(WORK TO COMPLETE)
Each entry must be reproduced precisely as it stands.

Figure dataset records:
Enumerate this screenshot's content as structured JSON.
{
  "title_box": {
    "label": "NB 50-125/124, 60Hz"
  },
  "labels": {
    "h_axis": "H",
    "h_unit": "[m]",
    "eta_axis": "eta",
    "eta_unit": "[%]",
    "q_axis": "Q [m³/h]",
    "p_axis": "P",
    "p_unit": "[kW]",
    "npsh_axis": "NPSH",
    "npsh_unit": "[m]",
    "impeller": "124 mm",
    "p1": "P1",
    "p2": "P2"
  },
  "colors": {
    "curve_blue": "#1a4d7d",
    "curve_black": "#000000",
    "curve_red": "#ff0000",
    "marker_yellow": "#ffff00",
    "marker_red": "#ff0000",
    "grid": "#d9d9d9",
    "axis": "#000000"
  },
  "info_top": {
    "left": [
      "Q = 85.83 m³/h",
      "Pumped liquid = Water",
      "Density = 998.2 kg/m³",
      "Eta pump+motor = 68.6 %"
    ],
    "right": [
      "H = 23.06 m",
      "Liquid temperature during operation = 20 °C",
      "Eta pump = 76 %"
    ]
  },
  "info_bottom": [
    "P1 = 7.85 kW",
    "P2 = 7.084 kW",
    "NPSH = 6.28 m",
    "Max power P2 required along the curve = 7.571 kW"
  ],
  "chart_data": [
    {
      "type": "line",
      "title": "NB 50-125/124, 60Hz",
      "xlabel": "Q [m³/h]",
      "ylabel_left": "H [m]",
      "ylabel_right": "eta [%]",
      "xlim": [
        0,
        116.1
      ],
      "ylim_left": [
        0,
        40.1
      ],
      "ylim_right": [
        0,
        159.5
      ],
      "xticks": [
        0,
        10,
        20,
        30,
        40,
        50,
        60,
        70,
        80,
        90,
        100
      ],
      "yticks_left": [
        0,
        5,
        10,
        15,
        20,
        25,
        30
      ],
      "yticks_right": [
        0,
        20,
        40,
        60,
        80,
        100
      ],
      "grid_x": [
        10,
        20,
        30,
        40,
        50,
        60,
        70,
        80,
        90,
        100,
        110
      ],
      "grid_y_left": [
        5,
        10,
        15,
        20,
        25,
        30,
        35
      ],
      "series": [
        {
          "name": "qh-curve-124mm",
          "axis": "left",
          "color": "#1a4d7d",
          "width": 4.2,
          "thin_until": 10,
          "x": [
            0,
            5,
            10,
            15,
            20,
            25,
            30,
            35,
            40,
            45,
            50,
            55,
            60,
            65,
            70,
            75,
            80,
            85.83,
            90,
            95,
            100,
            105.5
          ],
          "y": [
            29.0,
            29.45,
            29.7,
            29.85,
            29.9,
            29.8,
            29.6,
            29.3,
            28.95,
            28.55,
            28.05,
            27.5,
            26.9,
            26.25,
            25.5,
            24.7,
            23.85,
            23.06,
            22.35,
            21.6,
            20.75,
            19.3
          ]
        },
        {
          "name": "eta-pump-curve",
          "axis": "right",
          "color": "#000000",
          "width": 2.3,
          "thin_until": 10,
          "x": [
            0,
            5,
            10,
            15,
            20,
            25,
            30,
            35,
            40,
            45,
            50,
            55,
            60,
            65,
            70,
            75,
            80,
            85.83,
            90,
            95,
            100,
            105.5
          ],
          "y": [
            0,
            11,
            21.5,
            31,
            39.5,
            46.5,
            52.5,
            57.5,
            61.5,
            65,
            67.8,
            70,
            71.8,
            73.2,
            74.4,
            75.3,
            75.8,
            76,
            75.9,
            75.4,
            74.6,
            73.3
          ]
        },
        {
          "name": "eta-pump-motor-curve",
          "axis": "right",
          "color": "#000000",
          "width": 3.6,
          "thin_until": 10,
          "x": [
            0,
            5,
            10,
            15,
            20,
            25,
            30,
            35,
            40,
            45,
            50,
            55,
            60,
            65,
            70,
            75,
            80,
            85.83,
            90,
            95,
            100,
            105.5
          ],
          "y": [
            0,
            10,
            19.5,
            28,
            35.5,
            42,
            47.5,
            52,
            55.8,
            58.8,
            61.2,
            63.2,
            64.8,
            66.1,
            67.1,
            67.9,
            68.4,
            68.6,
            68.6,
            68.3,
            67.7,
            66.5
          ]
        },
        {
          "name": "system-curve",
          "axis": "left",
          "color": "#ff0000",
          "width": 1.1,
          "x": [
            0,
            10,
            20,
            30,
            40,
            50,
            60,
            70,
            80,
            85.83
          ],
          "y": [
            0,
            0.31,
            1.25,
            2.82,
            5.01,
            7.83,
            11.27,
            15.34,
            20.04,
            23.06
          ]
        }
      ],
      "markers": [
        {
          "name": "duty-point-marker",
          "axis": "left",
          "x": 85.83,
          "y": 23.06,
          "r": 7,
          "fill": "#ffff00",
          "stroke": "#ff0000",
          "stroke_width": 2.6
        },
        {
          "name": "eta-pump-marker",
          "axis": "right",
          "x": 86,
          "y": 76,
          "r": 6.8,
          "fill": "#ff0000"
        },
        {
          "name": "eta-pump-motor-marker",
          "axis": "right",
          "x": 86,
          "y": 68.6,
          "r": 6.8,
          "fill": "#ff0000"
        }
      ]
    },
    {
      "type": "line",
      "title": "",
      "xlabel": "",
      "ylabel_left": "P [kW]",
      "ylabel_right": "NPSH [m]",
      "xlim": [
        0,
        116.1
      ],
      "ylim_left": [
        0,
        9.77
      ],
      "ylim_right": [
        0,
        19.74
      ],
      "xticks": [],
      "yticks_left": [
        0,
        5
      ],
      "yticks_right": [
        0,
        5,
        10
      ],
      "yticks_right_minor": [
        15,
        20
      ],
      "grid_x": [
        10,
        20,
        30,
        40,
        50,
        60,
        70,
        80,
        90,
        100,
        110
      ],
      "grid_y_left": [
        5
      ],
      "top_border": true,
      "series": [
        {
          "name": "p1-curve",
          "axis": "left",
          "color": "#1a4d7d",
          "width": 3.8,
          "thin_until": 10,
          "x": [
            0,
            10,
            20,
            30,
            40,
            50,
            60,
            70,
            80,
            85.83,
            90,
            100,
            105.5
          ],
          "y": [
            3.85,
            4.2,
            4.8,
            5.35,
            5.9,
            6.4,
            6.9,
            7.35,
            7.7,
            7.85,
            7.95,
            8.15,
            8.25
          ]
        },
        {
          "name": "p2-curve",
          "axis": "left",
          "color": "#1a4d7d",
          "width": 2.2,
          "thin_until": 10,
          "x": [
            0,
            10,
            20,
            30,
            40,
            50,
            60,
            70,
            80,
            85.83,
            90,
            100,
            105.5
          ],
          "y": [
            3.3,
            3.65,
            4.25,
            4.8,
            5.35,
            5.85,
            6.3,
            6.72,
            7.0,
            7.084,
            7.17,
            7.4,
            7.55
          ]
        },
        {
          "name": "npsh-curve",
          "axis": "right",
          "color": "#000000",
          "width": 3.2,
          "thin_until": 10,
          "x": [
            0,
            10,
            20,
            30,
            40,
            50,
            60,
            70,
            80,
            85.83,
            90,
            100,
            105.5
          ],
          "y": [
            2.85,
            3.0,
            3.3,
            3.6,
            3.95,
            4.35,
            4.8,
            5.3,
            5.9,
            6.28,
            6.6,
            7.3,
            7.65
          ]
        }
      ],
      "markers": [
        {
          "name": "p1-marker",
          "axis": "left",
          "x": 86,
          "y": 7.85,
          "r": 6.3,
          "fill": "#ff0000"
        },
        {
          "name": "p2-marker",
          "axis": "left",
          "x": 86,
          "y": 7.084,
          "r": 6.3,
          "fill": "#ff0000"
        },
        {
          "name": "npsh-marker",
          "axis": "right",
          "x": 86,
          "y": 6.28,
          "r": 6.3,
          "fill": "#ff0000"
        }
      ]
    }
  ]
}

(COMPLETE RESPONSE)
Enumerate this screenshot's content as structured JSON.
{
  "title_box": {
    "label": "NB 50-125/124, 60Hz"
  },
  "labels": {
    "h_axis": "H",
    "h_unit": "[m]",
    "eta_axis": "eta",
    "eta_unit": "[%]",
    "q_axis": "Q [m³/h]",
    "p_axis": "P",
    "p_unit": "[kW]",
    "npsh_axis": "NPSH",
    "npsh_unit": "[m]",
    "impeller": "124 mm",
    "p1": "P1",
    "p2": "P2"
  },
  "colors": {
    "curve_blue": "#1a4d7d",
    "curve_black": "#000000",
    "curve_red": "#ff0000",
    "marker_yellow": "#ffff00",
    "marker_red": "#ff0000",
    "grid": "#d9d9d9",
    "axis": "#000000"
  },
  "info_top": {
    "left": [
      "Q = 85.83 m³/h",
      "Pumped liquid = Water",
      "Density = 998.2 kg/m³",
      "Eta pump+motor = 68.6 %"
    ],
    "right": [
      "H = 23.06 m",
      "Liquid temperature during operation = 20 °C",
      "Eta pump = 76 %"
    ]
  },
  "info_bottom": [
    "P1 = 7.85 kW",
    "P2 = 7.084 kW",
    "NPSH = 6.28 m",
    "Max power P2 required along the curve = 7.571 kW"
  ],
  "chart_data": [
    {
      "type": "line",
      "title": "NB 50-125/124, 60Hz",
      "xlabel": "Q [m³/h]",
      "ylabel_left": "H [m]",
      "ylabel_right": "eta [%]",
      "xlim": [
        0,
        116.1
      ],
      "ylim_left": [
        0,
        40.1
      ],
      "ylim_right": [
        0,
        159.5
      ],
      "xticks": [
        0,
        10,
        20,
        30,
        40,
        50,
        60,
        70,
        80,
        90,
        100
      ],
      "yticks_left": [
        0,
        5,
        10,
        15,
        20,
        25,
        30
      ],
      "yticks_right": [
        0,
        20,
        40,
        60,
        80,
        100
      ],
      "grid_x": [
        10,
        20,
        30,
        40,
        50,
        60,
        70,
        80,
        90,
        100,
        110
      ],
      "grid_y_left": [
        5,
        10,
        15,
        20,
        25,
        30,
        35
      ],
      "series": [
        {
          "name": "qh-curve-124mm",
          "axis": "left",
          "color": "#1a4d7d",
          "width": 4.2,
          "thin_until": 10,
          "x": [
            0,
            5,
            10,
            15,
            20,
            25,
            30,
            35,
            40,
            45,
            50,
            55,
            60,
            65,
            70,
            75,
            80,
            85.83,
            90,
            95,
            100,
            105.5
          ],
          "y": [
            29.0,
            29.45,
            29.7,
            29.85,
            29.9,
            29.8,
            29.6,
            29.3,
            28.95,
            28.55,
            28.05,
            27.5,
            26.9,
            26.25,
            25.5,
            24.7,
            23.85,
            23.06,
            22.35,
            21.6,
            20.75,
            19.3
          ]
        },
        {
          "name": "eta-pump-curve",
          "axis": "right",
          "color": "#000000",
          "width": 2.3,
          "thin_until": 10,
          "x": [
            0,
            5,
            10,
            15,
            20,
            25,
            30,
            35,
            40,
            45,
            50,
            55,
            60,
            65,
            70,
            75,
            80,
            85.83,
            90,
            95,
            100,
            105.5
          ],
          "y": [
            0,
            11,
            21.5,
            31,
            39.5,
            46.5,
            52.5,
            57.5,
            61.5,
            65,
            67.8,
            70,
            71.8,
            73.2,
            74.4,
            75.3,
            75.8,
            76,
            75.9,
            75.4,
            74.6,
            73.3
          ]
        },
        {
          "name": "eta-pump-motor-curve",
          "axis": "right",
          "color": "#000000",
          "width": 3.6,
          "thin_until": 10,
          "x": [
            0,
            5,
            10,
            15,
            20,
            25,
            30,
            35,
            40,
            45,
            50,
            55,
            60,
            65,
            70,
            75,
            80,
            85.83,
            90,
            95,
            100,
            105.5
          ],
          "y": [
            0,
            10,
            19.5,
            28,
            35.5,
            42,
            47.5,
            52,
            55.8,
            58.8,
            61.2,
            63.2,
            64.8,
            66.1,
            67.1,
            67.9,
            68.4,
            68.6,
            68.6,
            68.3,
            67.7,
            66.5
          ]
        },
        {
          "name": "system-curve",
          "axis": "left",
          "color": "#ff0000",
          "width": 1.1,
          "x": [
            0,
            10,
            20,
            30,
            40,
            50,
            60,
            70,
            80,
            85.83
          ],
          "y": [
            0,
            0.31,
            1.25,
            2.82,
            5.01,
            7.83,
            11.27,
            15.34,
            20.04,
            23.06
          ]
        }
      ],
      "markers": [
        {
          "name": "duty-point-marker",
          "axis": "left",
          "x": 85.83,
          "y": 23.06,
          "r": 7,
          "fill": "#ffff00",
          "stroke": "#ff0000",
          "stroke_width": 2.6
        },
        {
          "name": "eta-pump-marker",
          "axis": "right",
          "x": 86,
          "y": 76,
          "r": 6.8,
          "fill": "#ff0000"
        },
        {
          "name": "eta-pump-motor-marker",
          "axis": "right",
          "x": 86,
          "y": 68.6,
          "r": 6.8,
          "fill": "#ff0000"
        }
      ]
    },
    {
      "type": "line",
      "title": "",
      "xlabel": "",
      "ylabel_left": "P [kW]",
      "ylabel_right": "NPSH [m]",
      "xlim": [
        0,
        116.1
      ],
      "ylim_left": [
        0,
        9.77
      ],
      "ylim_right": [
        0,
        19.74
      ],
      "xticks": [],
      "yticks_left": [
        0,
        5
      ],
      "yticks_right": [
        0,
        5,
        10
      ],
      "yticks_right_minor": [
        15,
        20
      ],
      "grid_x": [
        10,
        20,
        30,
        40,
        50,
        60,
        70,
        80,
        90,
        100,
        110
      ],
      "grid_y_left": [
        5
      ],
      "top_border": true,
      "series": [
        {
          "name": "p1-curve",
          "axis": "left",
          "color": "#1a4d7d",
          "width": 3.8,
          "thin_until": 10,
          "x": [
            0,
            10,
            20,
            30,
            40,
            50,
            60,
            70,
            80,
            85.83,
            90,
            100,
            105.5
          ],
          "y": [
            3.85,
            4.2,
            4.8,
            5.35,
            5.9,
            6.4,
            6.9,
            7.35,
            7.7,
            7.85,
            7.95,
            8.15,
            8.25
          ]
        },
        {
          "name": "p2-curve",
          "axis": "left",
          "color": "#1a4d7d",
          "width": 2.2,
          "thin_until": 10,
          "x": [
            0,
            10,
            20,
            30,
            40,
            50,
            60,
            70,
            80,
            85.83,
            90,
            100,
            105.5
          ],
          "y": [
            3.3,
            3.65,
            4.25,
            4.8,
            5.35,
            5.85,
            6.3,
            6.72,
            7.0,
            7.084,
            7.17,
            7.4,
            7.55
          ]
        },
        {
          "name": "npsh-curve",
          "axis": "right",
          "color": "#000000",
          "width": 3.2,
          "thin_until": 10,
          "x": [
            0,
            10,
            20,
            30,
            40,
            50,
            60,
            70,
            80,
            85.83,
            90,
            100,
            105.5
          ],
          "y": [
            2.85,
            3.0,
            3.3,
            3.6,
            3.95,
            4.35,
            4.8,
            5.3,
            5.9,
            6.28,
            6.6,
            7.3,
            7.65
          ]
        }
      ],
      "markers": [
        {
          "name": "p1-marker",
          "axis": "left",
          "x": 86,
          "y": 7.85,
          "r": 6.3,
          "fill": "#ff0000"
        },
        {
          "name": "p2-marker",
          "axis": "left",
          "x": 86,
          "y": 7.084,
          "r": 6.3,
          "fill": "#ff0000"
        },
        {
          "name": "npsh-marker",
          "axis": "right",
          "x": 86,
          "y": 6.28,
          "r": 6.3,
          "fill": "#ff0000"
        }
      ]
    }
  ]
}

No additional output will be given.